(Stored data entries)
· · · ·

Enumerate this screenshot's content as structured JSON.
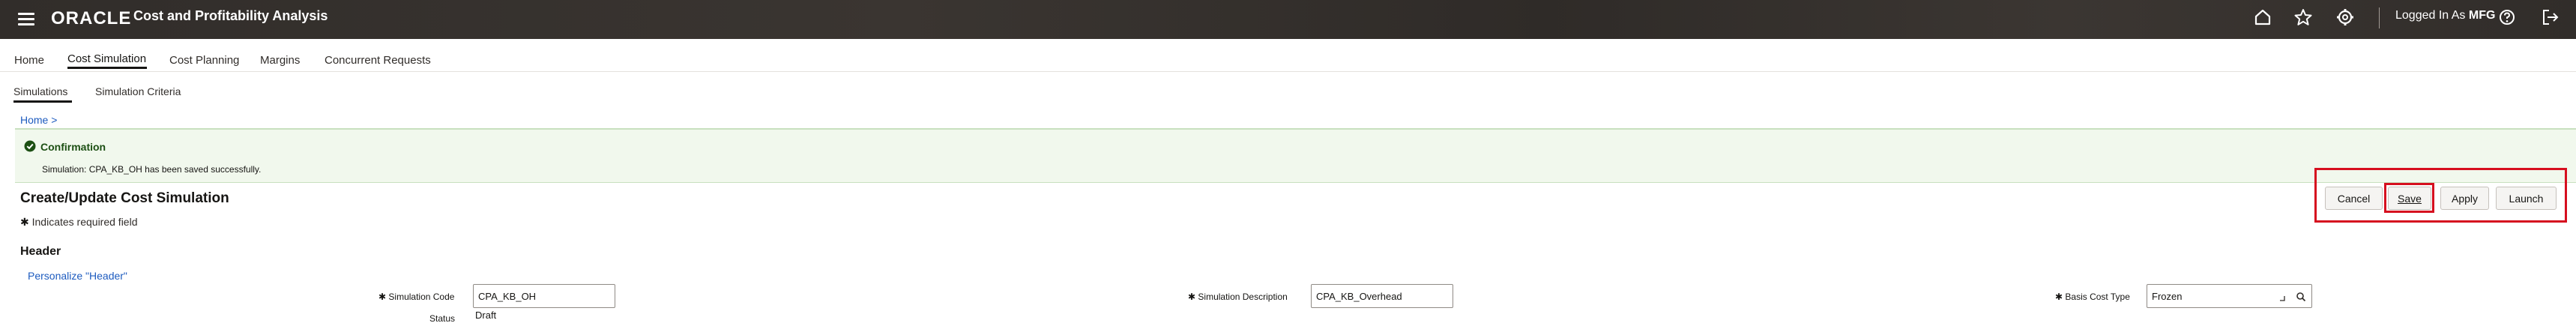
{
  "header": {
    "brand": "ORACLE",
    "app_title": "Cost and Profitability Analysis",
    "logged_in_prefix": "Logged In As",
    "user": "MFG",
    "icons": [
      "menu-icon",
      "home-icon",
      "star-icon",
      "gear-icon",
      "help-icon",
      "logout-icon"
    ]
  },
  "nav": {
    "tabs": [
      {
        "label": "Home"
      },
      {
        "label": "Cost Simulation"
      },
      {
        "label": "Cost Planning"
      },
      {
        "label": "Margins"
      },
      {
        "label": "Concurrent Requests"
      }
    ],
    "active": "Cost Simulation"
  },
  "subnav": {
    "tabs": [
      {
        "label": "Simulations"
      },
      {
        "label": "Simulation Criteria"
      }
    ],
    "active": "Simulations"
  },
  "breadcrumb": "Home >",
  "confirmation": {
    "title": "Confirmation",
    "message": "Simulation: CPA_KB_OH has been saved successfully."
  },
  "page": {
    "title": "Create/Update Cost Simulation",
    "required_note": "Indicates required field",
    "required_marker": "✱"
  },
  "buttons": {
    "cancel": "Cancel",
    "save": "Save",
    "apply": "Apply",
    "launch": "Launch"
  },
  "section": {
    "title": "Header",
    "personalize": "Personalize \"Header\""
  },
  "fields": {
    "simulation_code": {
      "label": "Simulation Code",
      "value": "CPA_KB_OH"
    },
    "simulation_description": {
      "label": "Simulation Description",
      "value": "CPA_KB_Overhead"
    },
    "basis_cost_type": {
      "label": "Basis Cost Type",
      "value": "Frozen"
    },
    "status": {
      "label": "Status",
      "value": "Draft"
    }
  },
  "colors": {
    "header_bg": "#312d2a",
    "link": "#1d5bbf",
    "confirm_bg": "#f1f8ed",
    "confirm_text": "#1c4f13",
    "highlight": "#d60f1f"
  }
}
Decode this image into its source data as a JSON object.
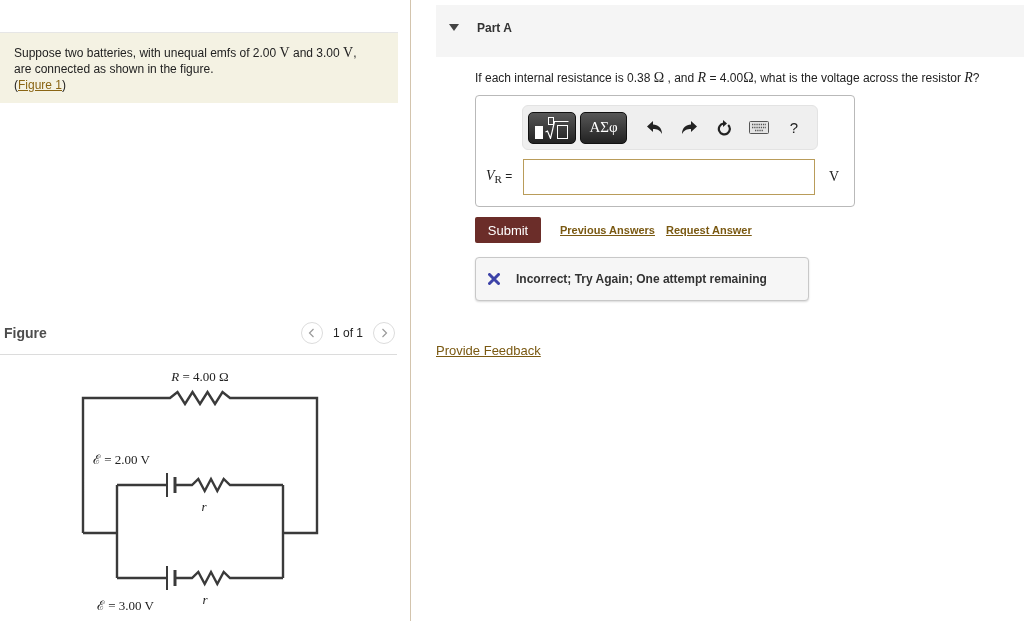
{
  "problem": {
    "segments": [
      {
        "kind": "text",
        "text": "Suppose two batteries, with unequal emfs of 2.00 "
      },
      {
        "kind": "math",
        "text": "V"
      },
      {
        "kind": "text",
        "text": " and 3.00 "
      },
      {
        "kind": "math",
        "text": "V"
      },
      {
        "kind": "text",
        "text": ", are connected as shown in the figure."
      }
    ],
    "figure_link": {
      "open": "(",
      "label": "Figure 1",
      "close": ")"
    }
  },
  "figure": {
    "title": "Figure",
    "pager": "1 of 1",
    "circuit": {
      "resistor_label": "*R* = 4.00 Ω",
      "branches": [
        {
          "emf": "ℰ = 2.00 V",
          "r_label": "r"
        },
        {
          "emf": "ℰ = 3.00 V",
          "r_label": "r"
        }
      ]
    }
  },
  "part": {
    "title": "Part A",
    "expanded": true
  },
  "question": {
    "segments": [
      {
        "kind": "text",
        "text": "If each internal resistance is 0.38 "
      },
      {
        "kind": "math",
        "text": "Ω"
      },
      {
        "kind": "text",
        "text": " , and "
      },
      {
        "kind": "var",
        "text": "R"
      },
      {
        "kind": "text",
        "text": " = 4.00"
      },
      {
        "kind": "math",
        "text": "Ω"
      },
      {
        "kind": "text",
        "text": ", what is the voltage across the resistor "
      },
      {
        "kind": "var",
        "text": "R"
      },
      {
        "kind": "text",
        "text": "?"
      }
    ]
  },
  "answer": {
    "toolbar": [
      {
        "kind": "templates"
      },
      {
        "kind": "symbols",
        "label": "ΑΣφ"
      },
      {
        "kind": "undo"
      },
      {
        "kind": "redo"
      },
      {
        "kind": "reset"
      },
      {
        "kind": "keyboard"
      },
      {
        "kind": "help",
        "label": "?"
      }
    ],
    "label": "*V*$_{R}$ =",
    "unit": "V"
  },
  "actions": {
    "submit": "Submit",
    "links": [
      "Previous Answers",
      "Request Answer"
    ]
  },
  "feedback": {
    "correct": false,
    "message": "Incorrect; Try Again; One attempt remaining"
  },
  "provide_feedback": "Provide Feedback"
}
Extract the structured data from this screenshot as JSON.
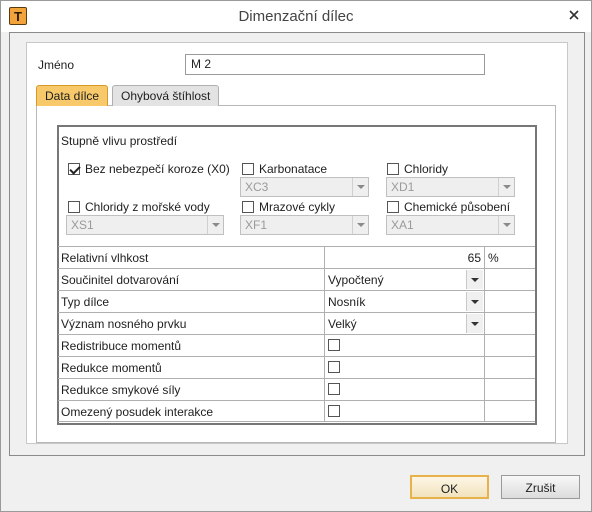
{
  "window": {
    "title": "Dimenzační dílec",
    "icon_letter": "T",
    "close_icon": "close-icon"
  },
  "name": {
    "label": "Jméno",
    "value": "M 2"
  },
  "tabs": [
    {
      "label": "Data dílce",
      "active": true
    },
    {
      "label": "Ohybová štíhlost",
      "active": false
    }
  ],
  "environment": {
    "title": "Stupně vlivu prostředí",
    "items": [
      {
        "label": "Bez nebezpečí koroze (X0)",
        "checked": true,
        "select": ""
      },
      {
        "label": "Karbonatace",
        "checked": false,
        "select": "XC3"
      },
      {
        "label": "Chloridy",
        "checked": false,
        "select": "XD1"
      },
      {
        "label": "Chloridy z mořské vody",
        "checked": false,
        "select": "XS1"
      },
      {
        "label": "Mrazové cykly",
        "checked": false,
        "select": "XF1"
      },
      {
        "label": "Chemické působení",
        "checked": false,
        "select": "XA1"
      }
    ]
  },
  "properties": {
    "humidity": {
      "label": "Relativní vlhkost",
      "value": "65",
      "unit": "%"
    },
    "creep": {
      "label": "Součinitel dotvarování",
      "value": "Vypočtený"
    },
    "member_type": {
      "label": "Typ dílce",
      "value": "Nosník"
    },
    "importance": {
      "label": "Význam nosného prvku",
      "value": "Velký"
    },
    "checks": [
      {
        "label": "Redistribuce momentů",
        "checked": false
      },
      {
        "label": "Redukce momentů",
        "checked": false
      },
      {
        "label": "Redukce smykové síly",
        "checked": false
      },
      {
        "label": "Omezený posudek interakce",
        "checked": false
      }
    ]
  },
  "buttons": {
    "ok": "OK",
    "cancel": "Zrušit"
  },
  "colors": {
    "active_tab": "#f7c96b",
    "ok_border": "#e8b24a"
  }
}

· · · ·

**Set task**
Locate each line with the word "JSON" and copy it.

**Result of the task**
Enumerate this screenshot's content as structured JSON.
Decode this image into its source data as a JSON object.
Extract the structured data from this screenshot as JSON.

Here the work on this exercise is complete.